#### WORK INSTRUCTIONS:
Check each line for the string "screenshot" and give only the count of lines that have it.

#### EXTRACTED INFORMATION:

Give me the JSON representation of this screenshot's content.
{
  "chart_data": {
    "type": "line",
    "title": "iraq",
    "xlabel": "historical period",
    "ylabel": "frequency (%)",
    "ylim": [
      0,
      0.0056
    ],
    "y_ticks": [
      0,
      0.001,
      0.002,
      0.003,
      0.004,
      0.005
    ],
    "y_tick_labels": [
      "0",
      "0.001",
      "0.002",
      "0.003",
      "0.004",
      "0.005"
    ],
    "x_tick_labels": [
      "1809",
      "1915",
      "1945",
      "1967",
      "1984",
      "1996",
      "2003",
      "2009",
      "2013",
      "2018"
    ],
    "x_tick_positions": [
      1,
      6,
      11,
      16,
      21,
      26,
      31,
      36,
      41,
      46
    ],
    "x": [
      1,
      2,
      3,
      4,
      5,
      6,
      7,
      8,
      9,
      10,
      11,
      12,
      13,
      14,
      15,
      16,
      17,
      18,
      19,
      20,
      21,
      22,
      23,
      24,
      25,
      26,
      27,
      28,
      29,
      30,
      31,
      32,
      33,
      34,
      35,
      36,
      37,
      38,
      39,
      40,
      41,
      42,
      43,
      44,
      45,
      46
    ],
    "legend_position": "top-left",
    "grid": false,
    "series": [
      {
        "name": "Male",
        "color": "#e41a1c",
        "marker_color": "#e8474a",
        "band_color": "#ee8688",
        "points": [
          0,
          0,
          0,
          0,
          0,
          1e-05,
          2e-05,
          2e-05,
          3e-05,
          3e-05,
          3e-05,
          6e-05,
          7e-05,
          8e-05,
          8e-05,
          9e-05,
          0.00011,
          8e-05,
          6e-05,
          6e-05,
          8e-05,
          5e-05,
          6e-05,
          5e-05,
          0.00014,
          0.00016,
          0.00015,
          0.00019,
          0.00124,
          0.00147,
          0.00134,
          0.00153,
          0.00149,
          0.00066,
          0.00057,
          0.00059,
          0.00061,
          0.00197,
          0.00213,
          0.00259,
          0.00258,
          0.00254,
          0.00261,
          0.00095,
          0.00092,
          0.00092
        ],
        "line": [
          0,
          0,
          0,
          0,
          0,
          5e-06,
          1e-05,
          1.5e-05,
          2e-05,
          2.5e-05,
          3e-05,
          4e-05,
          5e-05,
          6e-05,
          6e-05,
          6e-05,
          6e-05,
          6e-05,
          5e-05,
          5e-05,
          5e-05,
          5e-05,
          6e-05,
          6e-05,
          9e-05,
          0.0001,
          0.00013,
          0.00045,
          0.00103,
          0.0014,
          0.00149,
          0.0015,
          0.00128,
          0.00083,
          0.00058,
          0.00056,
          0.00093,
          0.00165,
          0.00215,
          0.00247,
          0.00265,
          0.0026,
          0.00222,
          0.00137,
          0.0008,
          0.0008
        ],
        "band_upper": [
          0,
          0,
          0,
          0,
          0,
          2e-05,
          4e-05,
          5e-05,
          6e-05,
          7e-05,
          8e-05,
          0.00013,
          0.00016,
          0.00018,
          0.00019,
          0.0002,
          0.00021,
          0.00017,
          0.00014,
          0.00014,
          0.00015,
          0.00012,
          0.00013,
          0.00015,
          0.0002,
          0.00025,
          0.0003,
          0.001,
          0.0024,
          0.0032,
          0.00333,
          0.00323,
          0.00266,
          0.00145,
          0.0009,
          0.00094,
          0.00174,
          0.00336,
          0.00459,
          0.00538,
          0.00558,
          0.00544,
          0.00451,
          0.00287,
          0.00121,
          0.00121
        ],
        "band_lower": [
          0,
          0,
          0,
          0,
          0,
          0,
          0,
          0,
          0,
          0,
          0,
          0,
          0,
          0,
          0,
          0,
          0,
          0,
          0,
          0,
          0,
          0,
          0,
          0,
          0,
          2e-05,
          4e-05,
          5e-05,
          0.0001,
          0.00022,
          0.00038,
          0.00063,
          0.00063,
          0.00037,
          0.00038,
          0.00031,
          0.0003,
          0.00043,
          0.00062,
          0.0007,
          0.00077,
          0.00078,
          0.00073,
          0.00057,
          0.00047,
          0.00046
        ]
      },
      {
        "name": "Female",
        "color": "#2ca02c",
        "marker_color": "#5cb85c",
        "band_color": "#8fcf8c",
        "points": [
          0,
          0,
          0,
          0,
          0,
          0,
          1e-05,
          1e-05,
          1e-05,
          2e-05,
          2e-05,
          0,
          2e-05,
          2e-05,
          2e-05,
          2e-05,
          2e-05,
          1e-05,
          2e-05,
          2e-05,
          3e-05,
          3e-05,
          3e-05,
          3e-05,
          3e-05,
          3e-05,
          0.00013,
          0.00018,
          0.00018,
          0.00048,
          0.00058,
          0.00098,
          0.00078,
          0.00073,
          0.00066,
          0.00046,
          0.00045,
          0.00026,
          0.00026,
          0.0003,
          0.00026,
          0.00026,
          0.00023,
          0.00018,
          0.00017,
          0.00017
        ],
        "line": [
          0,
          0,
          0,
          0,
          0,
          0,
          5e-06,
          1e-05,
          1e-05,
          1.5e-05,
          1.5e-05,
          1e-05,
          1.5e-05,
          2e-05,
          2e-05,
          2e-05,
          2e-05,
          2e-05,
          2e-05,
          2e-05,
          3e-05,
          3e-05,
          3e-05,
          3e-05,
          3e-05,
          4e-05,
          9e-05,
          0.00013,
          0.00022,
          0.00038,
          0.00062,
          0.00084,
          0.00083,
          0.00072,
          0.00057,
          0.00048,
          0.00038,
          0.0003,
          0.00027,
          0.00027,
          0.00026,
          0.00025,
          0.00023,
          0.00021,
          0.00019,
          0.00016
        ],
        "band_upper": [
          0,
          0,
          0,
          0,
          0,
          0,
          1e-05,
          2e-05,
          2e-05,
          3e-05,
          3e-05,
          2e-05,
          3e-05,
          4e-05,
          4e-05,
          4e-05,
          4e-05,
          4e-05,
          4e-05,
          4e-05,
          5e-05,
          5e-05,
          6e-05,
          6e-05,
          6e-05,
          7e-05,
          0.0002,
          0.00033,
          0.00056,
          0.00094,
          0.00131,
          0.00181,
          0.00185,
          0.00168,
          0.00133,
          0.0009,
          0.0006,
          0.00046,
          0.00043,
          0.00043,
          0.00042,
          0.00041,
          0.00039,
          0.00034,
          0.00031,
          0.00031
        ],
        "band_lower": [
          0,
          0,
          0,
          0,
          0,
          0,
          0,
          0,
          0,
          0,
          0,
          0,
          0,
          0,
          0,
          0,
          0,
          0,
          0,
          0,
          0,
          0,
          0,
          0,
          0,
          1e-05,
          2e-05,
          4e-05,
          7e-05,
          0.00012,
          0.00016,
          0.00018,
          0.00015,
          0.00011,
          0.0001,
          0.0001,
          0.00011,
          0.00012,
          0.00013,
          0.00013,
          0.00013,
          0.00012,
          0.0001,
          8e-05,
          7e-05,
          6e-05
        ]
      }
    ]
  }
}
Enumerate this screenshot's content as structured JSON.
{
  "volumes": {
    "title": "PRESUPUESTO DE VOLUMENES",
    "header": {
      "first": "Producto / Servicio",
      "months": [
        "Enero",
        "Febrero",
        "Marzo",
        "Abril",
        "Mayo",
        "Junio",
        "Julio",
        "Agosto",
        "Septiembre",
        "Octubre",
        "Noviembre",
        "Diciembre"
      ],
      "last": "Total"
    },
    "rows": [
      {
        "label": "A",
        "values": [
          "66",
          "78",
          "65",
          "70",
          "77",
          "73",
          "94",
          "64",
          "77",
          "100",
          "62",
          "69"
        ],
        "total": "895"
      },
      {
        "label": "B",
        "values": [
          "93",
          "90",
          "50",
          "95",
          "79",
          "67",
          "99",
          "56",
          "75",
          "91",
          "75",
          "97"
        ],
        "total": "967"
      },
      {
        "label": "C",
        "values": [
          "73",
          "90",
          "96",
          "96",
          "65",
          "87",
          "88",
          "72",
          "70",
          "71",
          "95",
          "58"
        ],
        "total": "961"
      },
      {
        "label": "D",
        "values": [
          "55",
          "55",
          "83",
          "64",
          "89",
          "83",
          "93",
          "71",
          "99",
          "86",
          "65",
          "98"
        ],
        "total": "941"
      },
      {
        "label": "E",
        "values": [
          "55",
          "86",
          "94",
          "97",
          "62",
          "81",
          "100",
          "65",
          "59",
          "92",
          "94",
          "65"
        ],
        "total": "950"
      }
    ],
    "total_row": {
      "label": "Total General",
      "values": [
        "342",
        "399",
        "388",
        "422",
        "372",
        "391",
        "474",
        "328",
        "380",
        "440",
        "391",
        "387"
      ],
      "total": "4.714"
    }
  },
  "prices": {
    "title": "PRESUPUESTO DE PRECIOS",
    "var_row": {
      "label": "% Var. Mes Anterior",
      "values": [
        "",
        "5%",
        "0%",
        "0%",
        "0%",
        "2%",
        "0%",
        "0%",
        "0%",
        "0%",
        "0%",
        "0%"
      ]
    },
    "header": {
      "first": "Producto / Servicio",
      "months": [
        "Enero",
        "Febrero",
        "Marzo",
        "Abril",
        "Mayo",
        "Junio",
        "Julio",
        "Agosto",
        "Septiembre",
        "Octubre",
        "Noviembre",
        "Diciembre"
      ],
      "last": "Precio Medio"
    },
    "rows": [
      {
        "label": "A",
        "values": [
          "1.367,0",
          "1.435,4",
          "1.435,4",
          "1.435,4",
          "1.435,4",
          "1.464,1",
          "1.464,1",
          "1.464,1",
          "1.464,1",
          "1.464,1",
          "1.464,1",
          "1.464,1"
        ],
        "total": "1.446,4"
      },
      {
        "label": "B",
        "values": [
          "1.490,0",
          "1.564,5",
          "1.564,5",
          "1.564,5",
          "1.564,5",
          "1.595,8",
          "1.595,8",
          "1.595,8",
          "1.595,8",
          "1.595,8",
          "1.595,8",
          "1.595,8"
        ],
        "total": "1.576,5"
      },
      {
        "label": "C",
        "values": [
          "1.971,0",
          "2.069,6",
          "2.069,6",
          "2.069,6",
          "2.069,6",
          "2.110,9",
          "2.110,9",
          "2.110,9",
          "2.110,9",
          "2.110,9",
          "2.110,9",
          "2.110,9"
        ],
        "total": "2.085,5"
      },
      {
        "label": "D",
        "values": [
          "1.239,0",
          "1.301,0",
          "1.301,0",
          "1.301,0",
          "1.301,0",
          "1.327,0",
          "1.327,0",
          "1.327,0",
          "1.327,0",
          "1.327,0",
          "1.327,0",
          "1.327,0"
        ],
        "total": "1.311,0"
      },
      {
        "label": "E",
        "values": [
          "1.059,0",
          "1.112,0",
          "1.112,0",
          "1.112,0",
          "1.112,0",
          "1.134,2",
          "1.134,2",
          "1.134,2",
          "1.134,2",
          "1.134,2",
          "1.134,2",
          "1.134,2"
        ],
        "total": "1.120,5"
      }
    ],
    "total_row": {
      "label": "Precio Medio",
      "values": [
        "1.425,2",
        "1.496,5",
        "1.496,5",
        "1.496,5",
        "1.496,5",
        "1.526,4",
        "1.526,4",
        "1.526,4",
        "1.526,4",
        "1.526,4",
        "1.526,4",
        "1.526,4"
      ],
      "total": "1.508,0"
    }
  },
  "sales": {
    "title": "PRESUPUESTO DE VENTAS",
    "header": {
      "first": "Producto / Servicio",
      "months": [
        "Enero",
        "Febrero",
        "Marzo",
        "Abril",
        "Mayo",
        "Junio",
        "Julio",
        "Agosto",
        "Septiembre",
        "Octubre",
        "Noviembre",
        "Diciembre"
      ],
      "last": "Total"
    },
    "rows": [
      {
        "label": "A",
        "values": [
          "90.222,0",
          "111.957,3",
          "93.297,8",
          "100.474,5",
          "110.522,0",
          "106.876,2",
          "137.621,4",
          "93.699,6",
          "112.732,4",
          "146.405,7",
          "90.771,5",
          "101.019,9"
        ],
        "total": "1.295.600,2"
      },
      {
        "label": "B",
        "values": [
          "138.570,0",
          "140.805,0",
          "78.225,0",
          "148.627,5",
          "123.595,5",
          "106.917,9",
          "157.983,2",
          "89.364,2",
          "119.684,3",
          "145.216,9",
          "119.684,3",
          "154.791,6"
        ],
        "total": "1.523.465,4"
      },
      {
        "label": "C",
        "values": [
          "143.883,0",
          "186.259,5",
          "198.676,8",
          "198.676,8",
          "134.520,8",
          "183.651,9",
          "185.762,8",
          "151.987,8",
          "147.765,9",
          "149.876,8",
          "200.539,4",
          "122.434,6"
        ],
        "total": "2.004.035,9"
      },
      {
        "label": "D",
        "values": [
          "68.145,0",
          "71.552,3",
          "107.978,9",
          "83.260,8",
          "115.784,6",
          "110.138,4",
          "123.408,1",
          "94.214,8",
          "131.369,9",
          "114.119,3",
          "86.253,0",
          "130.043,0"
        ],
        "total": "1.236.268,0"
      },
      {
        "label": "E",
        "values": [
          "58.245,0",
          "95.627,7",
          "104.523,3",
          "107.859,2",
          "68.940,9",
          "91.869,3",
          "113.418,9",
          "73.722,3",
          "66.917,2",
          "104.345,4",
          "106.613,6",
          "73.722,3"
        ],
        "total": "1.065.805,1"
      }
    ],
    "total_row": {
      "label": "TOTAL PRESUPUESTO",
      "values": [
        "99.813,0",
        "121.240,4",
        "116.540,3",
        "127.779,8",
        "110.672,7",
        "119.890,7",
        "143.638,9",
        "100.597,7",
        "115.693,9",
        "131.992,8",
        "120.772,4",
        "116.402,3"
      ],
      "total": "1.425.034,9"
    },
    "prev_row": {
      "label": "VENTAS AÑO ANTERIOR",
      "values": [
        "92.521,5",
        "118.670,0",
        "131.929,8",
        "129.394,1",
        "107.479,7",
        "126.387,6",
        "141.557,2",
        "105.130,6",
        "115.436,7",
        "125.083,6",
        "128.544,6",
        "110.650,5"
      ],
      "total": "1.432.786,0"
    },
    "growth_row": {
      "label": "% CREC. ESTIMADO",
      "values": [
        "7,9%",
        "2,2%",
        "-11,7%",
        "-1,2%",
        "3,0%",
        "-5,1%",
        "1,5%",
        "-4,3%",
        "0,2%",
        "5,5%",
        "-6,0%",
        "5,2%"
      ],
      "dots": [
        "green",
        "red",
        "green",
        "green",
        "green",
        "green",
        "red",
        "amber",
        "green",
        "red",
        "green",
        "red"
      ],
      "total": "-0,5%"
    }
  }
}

#### RESULT:
2